__Job__:
Reproduce the records below exactly, leaving out any pictures.

__Material shown__:
====================
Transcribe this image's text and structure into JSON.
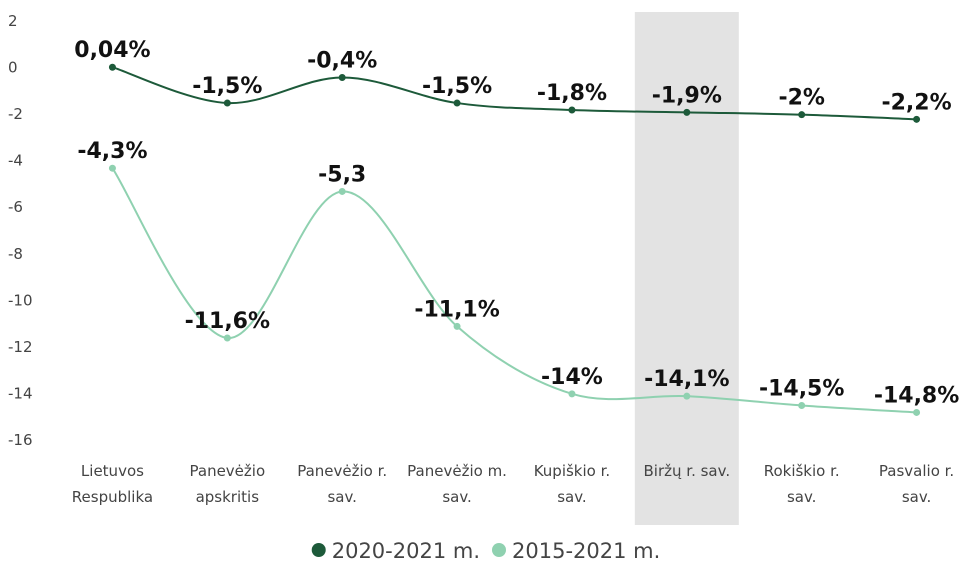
{
  "chart_data": {
    "type": "line",
    "categories": [
      "Lietuvos Respublika",
      "Panevėžio apskritis",
      "Panevėžio r. sav.",
      "Panevėžio m. sav.",
      "Kupiškio r. sav.",
      "Biržų r. sav.",
      "Rokiškio r. sav.",
      "Pasvalio r. sav."
    ],
    "highlight_index": 5,
    "series": [
      {
        "name": "2020-2021 m.",
        "color": "#1d5a3a",
        "values": [
          0.04,
          -1.5,
          -0.4,
          -1.5,
          -1.8,
          -1.9,
          -2,
          -2.2
        ],
        "value_labels": [
          "0,04%",
          "-1,5%",
          "-0,4%",
          "-1,5%",
          "-1,8%",
          "-1,9%",
          "-2%",
          "-2,2%"
        ]
      },
      {
        "name": "2015-2021 m.",
        "color": "#8fd1b0",
        "values": [
          -4.3,
          -11.6,
          -5.3,
          -11.1,
          -14,
          -14.1,
          -14.5,
          -14.8
        ],
        "value_labels": [
          "-4,3%",
          "-11,6%",
          "-5,3",
          "-11,1%",
          "-14%",
          "-14,1%",
          "-14,5%",
          "-14,8%"
        ]
      }
    ],
    "ylim": [
      -16.5,
      2.5
    ],
    "yticks": [
      2,
      0,
      -2,
      -4,
      -6,
      -8,
      -10,
      -12,
      -14,
      -16
    ],
    "legend": "bottom"
  }
}
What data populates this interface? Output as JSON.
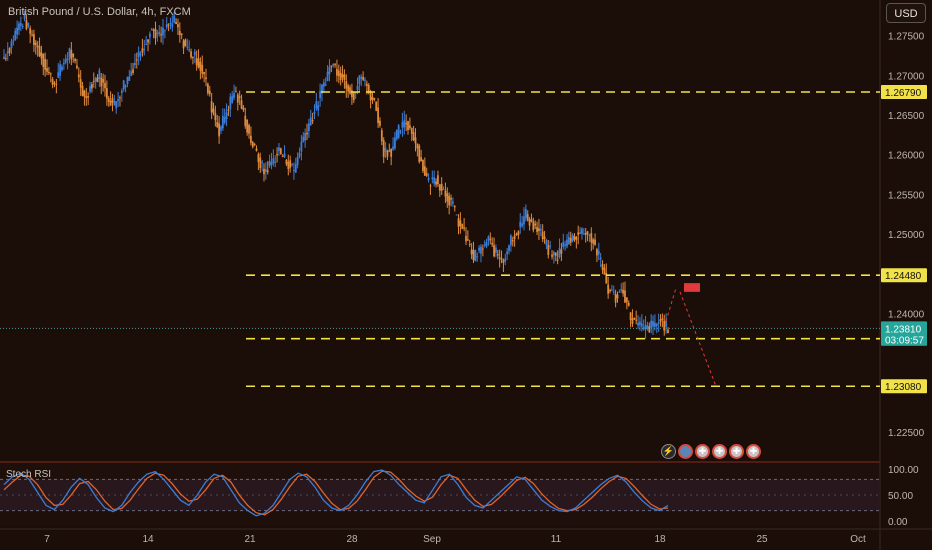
{
  "header": {
    "title": "British Pound / U.S. Dollar, 4h, FXCM",
    "currency_button": "USD"
  },
  "oscillator": {
    "title": "Stoch RSI",
    "ticks": [
      "100.00",
      "50.00",
      "0.00"
    ]
  },
  "colors": {
    "background": "#1b0e08",
    "up_candle": "#3b7dd8",
    "down_candle": "#e08a3c",
    "level_line": "#f2e24a",
    "current_price_bg": "#26a69a",
    "entry_box": "#e03a3a",
    "stoch_k": "#3b7dd8",
    "stoch_d": "#e0632a"
  },
  "icons": [
    "lightning-icon",
    "cloud-icon",
    "flag-icon",
    "flag-icon",
    "flag-icon",
    "flag-icon"
  ],
  "chart_data": {
    "type": "candlestick",
    "title": "British Pound / U.S. Dollar, 4h, FXCM",
    "xlabel": "",
    "ylabel": "",
    "currency": "USD",
    "x_tick_labels": [
      "7",
      "14",
      "21",
      "28",
      "Sep",
      "11",
      "18",
      "25",
      "Oct"
    ],
    "y_tick_labels": [
      "1.27500",
      "1.27000",
      "1.26500",
      "1.26000",
      "1.25500",
      "1.25000",
      "1.24000",
      "1.22500"
    ],
    "ylim": [
      1.2215,
      1.2795
    ],
    "grid": false,
    "horizontal_levels": [
      {
        "label": "1.26790",
        "value": 1.2679
      },
      {
        "label": "1.24480",
        "value": 1.2448
      },
      {
        "label": "1.23680",
        "value": 1.2368
      },
      {
        "label": "1.23080",
        "value": 1.2308
      }
    ],
    "current_price": {
      "label": "1.23810",
      "value": 1.2381,
      "countdown": "03:09:57"
    },
    "projection": {
      "entry_zone": [
        1.2427,
        1.2438
      ],
      "target": 1.2308
    },
    "price_path": [
      1.272,
      1.2735,
      1.276,
      1.277,
      1.2748,
      1.273,
      1.2705,
      1.269,
      1.2712,
      1.273,
      1.2705,
      1.267,
      1.269,
      1.27,
      1.2675,
      1.2662,
      1.2685,
      1.27,
      1.2722,
      1.274,
      1.2758,
      1.2748,
      1.276,
      1.2768,
      1.2745,
      1.273,
      1.272,
      1.27,
      1.266,
      1.263,
      1.2655,
      1.268,
      1.266,
      1.2625,
      1.26,
      1.2578,
      1.259,
      1.2605,
      1.2592,
      1.258,
      1.2615,
      1.264,
      1.266,
      1.269,
      1.2715,
      1.2705,
      1.269,
      1.2675,
      1.27,
      1.268,
      1.266,
      1.2605,
      1.2605,
      1.263,
      1.264,
      1.2625,
      1.259,
      1.2565,
      1.257,
      1.2555,
      1.254,
      1.2515,
      1.2495,
      1.247,
      1.248,
      1.2492,
      1.2475,
      1.2468,
      1.2495,
      1.2505,
      1.2525,
      1.251,
      1.25,
      1.248,
      1.247,
      1.2485,
      1.2495,
      1.25,
      1.2505,
      1.249,
      1.2465,
      1.243,
      1.242,
      1.243,
      1.2395,
      1.2385,
      1.238,
      1.2385,
      1.239,
      1.2381
    ],
    "stoch_rsi": {
      "k": [
        70,
        85,
        92,
        80,
        55,
        30,
        22,
        40,
        65,
        82,
        70,
        45,
        25,
        18,
        30,
        55,
        75,
        90,
        95,
        80,
        60,
        40,
        30,
        50,
        75,
        90,
        85,
        60,
        35,
        20,
        10,
        15,
        30,
        55,
        80,
        92,
        85,
        65,
        40,
        25,
        20,
        30,
        50,
        75,
        95,
        98,
        88,
        70,
        55,
        40,
        35,
        60,
        85,
        90,
        70,
        45,
        30,
        25,
        40,
        55,
        70,
        85,
        80,
        60,
        40,
        28,
        20,
        18,
        25,
        40,
        55,
        70,
        82,
        88,
        75,
        55,
        38,
        25,
        20,
        30
      ],
      "d": [
        60,
        75,
        88,
        86,
        70,
        45,
        30,
        32,
        50,
        72,
        76,
        60,
        38,
        22,
        24,
        40,
        62,
        82,
        92,
        88,
        72,
        52,
        38,
        42,
        60,
        82,
        88,
        75,
        50,
        30,
        16,
        12,
        22,
        42,
        66,
        86,
        90,
        76,
        54,
        34,
        22,
        24,
        38,
        60,
        84,
        96,
        94,
        80,
        62,
        48,
        38,
        46,
        70,
        88,
        82,
        60,
        40,
        28,
        32,
        46,
        62,
        78,
        84,
        72,
        52,
        36,
        24,
        20,
        22,
        32,
        46,
        62,
        76,
        86,
        82,
        66,
        48,
        32,
        23,
        25
      ],
      "ylim": [
        0,
        100
      ],
      "bands": [
        20,
        80
      ]
    }
  }
}
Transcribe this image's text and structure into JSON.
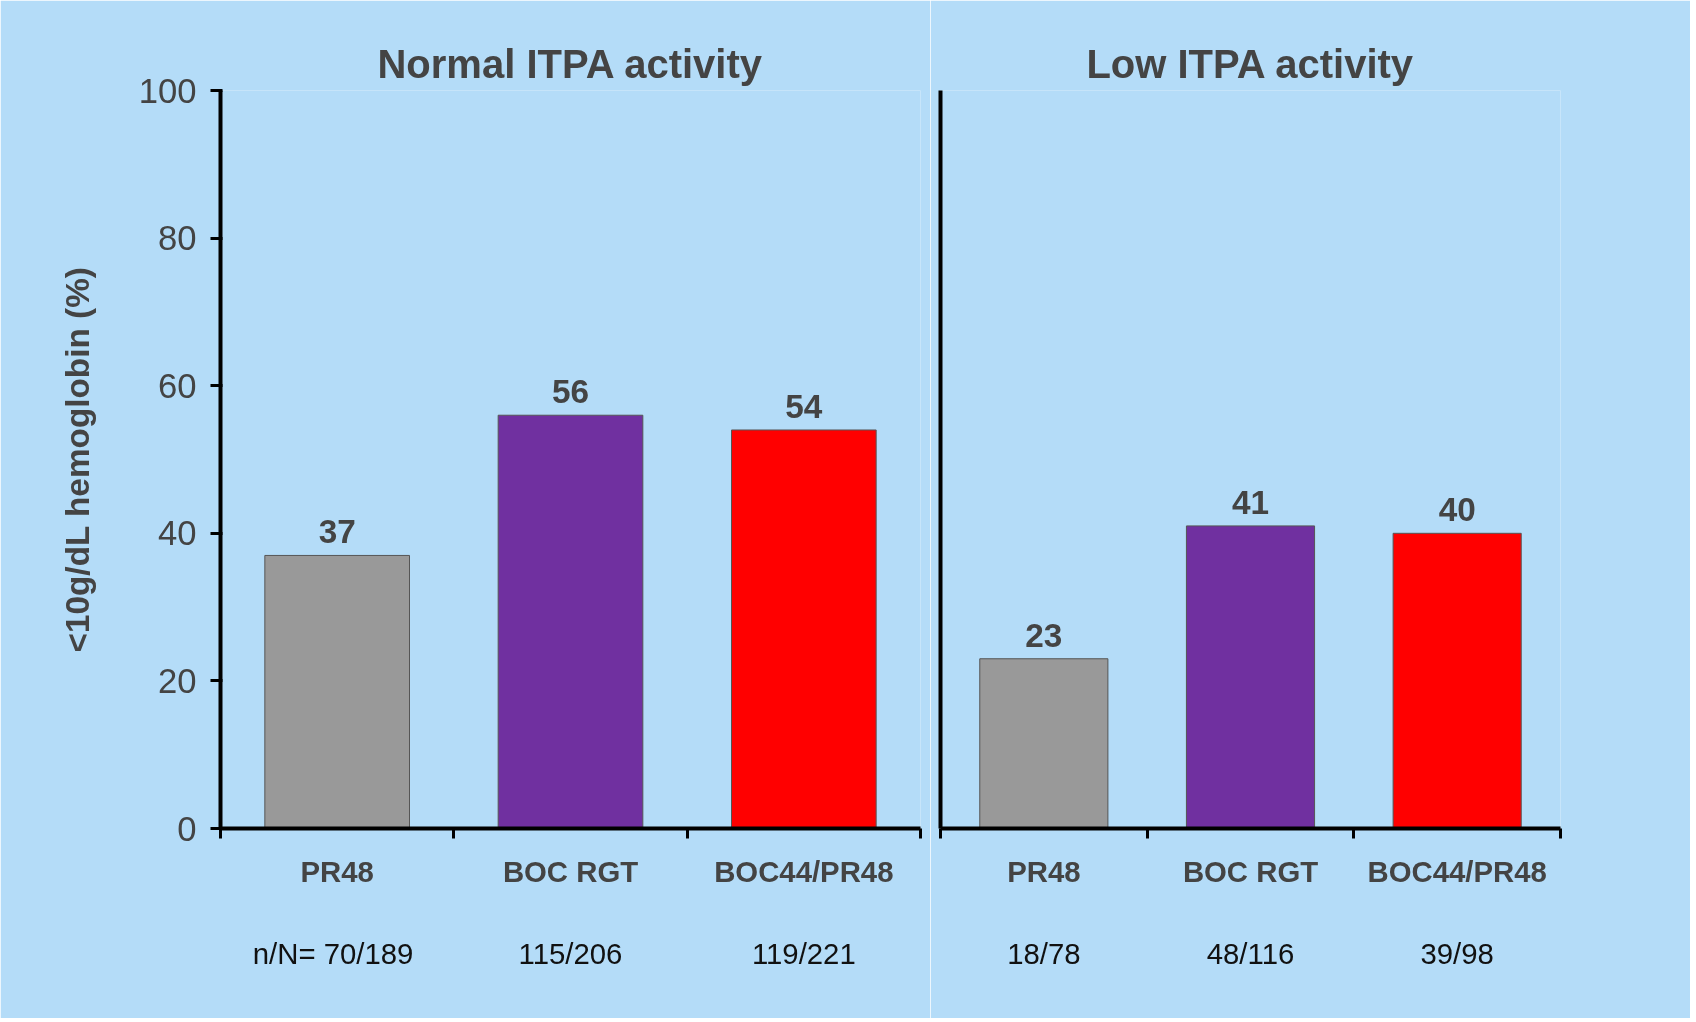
====================
__Solution below__:
Transcribe this image's text and structure into JSON.
{
  "chart_data": {
    "type": "line",
    "categories": [
      "Lietuvos Respublika",
      "Panevėžio apskritis",
      "Panevėžio r. sav.",
      "Panevėžio m. sav.",
      "Kupiškio r. sav.",
      "Biržų r. sav.",
      "Rokiškio r. sav.",
      "Pasvalio r. sav."
    ],
    "highlight_index": 5,
    "series": [
      {
        "name": "2020-2021 m.",
        "color": "#1d5a3a",
        "values": [
          0.04,
          -1.5,
          -0.4,
          -1.5,
          -1.8,
          -1.9,
          -2,
          -2.2
        ],
        "value_labels": [
          "0,04%",
          "-1,5%",
          "-0,4%",
          "-1,5%",
          "-1,8%",
          "-1,9%",
          "-2%",
          "-2,2%"
        ]
      },
      {
        "name": "2015-2021 m.",
        "color": "#8fd1b0",
        "values": [
          -4.3,
          -11.6,
          -5.3,
          -11.1,
          -14,
          -14.1,
          -14.5,
          -14.8
        ],
        "value_labels": [
          "-4,3%",
          "-11,6%",
          "-5,3",
          "-11,1%",
          "-14%",
          "-14,1%",
          "-14,5%",
          "-14,8%"
        ]
      }
    ],
    "ylim": [
      -16.5,
      2.5
    ],
    "yticks": [
      2,
      0,
      -2,
      -4,
      -6,
      -8,
      -10,
      -12,
      -14,
      -16
    ],
    "legend": "bottom"
  }
}
What data populates this interface? Output as JSON.
{
  "header": {
    "title": "British Pound / U.S. Dollar, 4h, FXCM",
    "currency_button": "USD"
  },
  "oscillator": {
    "title": "Stoch RSI",
    "ticks": [
      "100.00",
      "50.00",
      "0.00"
    ]
  },
  "colors": {
    "background": "#1b0e08",
    "up_candle": "#3b7dd8",
    "down_candle": "#e08a3c",
    "level_line": "#f2e24a",
    "current_price_bg": "#26a69a",
    "entry_box": "#e03a3a",
    "stoch_k": "#3b7dd8",
    "stoch_d": "#e0632a"
  },
  "icons": [
    "lightning-icon",
    "cloud-icon",
    "flag-icon",
    "flag-icon",
    "flag-icon",
    "flag-icon"
  ],
  "chart_data": {
    "type": "candlestick",
    "title": "British Pound / U.S. Dollar, 4h, FXCM",
    "xlabel": "",
    "ylabel": "",
    "currency": "USD",
    "x_tick_labels": [
      "7",
      "14",
      "21",
      "28",
      "Sep",
      "11",
      "18",
      "25",
      "Oct"
    ],
    "y_tick_labels": [
      "1.27500",
      "1.27000",
      "1.26500",
      "1.26000",
      "1.25500",
      "1.25000",
      "1.24000",
      "1.22500"
    ],
    "ylim": [
      1.2215,
      1.2795
    ],
    "grid": false,
    "horizontal_levels": [
      {
        "label": "1.26790",
        "value": 1.2679
      },
      {
        "label": "1.24480",
        "value": 1.2448
      },
      {
        "label": "1.23680",
        "value": 1.2368
      },
      {
        "label": "1.23080",
        "value": 1.2308
      }
    ],
    "current_price": {
      "label": "1.23810",
      "value": 1.2381,
      "countdown": "03:09:57"
    },
    "projection": {
      "entry_zone": [
        1.2427,
        1.2438
      ],
      "target": 1.2308
    },
    "price_path": [
      1.272,
      1.2735,
      1.276,
      1.277,
      1.2748,
      1.273,
      1.2705,
      1.269,
      1.2712,
      1.273,
      1.2705,
      1.267,
      1.269,
      1.27,
      1.2675,
      1.2662,
      1.2685,
      1.27,
      1.2722,
      1.274,
      1.2758,
      1.2748,
      1.276,
      1.2768,
      1.2745,
      1.273,
      1.272,
      1.27,
      1.266,
      1.263,
      1.2655,
      1.268,
      1.266,
      1.2625,
      1.26,
      1.2578,
      1.259,
      1.2605,
      1.2592,
      1.258,
      1.2615,
      1.264,
      1.266,
      1.269,
      1.2715,
      1.2705,
      1.269,
      1.2675,
      1.27,
      1.268,
      1.266,
      1.2605,
      1.2605,
      1.263,
      1.264,
      1.2625,
      1.259,
      1.2565,
      1.257,
      1.2555,
      1.254,
      1.2515,
      1.2495,
      1.247,
      1.248,
      1.2492,
      1.2475,
      1.2468,
      1.2495,
      1.2505,
      1.2525,
      1.251,
      1.25,
      1.248,
      1.247,
      1.2485,
      1.2495,
      1.25,
      1.2505,
      1.249,
      1.2465,
      1.243,
      1.242,
      1.243,
      1.2395,
      1.2385,
      1.238,
      1.2385,
      1.239,
      1.2381
    ],
    "stoch_rsi": {
      "k": [
        70,
        85,
        92,
        80,
        55,
        30,
        22,
        40,
        65,
        82,
        70,
        45,
        25,
        18,
        30,
        55,
        75,
        90,
        95,
        80,
        60,
        40,
        30,
        50,
        75,
        90,
        85,
        60,
        35,
        20,
        10,
        15,
        30,
        55,
        80,
        92,
        85,
        65,
        40,
        25,
        20,
        30,
        50,
        75,
        95,
        98,
        88,
        70,
        55,
        40,
        35,
        60,
        85,
        90,
        70,
        45,
        30,
        25,
        40,
        55,
        70,
        85,
        80,
        60,
        40,
        28,
        20,
        18,
        25,
        40,
        55,
        70,
        82,
        88,
        75,
        55,
        38,
        25,
        20,
        30
      ],
      "d": [
        60,
        75,
        88,
        86,
        70,
        45,
        30,
        32,
        50,
        72,
        76,
        60,
        38,
        22,
        24,
        40,
        62,
        82,
        92,
        88,
        72,
        52,
        38,
        42,
        60,
        82,
        88,
        75,
        50,
        30,
        16,
        12,
        22,
        42,
        66,
        86,
        90,
        76,
        54,
        34,
        22,
        24,
        38,
        60,
        84,
        96,
        94,
        80,
        62,
        48,
        38,
        46,
        70,
        88,
        82,
        60,
        40,
        28,
        32,
        46,
        62,
        78,
        84,
        72,
        52,
        36,
        24,
        20,
        22,
        32,
        46,
        62,
        76,
        86,
        82,
        66,
        48,
        32,
        23,
        25
      ],
      "ylim": [
        0,
        100
      ],
      "bands": [
        20,
        80
      ]
    }
  }
}
Transcribe this image's text and structure into JSON.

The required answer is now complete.